● **SHORT EXERCISE**:
Find each line with the word "collectively" and say how many there are, nothing else.

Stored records
* begin *
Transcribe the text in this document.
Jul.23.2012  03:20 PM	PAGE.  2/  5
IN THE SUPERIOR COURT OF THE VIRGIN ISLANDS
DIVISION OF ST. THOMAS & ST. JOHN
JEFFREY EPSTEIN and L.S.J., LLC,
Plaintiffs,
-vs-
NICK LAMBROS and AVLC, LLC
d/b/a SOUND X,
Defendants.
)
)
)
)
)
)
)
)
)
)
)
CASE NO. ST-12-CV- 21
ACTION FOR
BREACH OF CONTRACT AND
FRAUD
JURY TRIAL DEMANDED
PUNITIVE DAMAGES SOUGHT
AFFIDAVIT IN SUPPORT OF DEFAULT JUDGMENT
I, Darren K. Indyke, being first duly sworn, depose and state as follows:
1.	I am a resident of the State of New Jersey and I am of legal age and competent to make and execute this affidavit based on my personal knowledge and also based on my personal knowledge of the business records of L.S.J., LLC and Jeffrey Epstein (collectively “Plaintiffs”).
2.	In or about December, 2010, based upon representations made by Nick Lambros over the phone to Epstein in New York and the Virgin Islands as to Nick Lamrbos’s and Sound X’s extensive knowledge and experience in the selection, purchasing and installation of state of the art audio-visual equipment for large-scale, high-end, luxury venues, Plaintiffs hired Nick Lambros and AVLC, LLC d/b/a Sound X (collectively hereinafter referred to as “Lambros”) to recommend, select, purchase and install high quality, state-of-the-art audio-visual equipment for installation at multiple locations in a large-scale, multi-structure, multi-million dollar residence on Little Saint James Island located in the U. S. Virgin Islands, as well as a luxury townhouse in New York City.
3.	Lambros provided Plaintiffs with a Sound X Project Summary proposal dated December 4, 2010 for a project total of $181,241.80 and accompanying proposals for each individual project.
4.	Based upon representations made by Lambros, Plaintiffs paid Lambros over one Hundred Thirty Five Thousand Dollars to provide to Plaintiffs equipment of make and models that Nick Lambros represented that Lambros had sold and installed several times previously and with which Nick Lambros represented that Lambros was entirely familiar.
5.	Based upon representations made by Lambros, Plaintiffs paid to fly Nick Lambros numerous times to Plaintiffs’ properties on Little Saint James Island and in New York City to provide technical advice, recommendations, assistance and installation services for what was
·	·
* end *
● **WRITTEN RESPONSE**:
2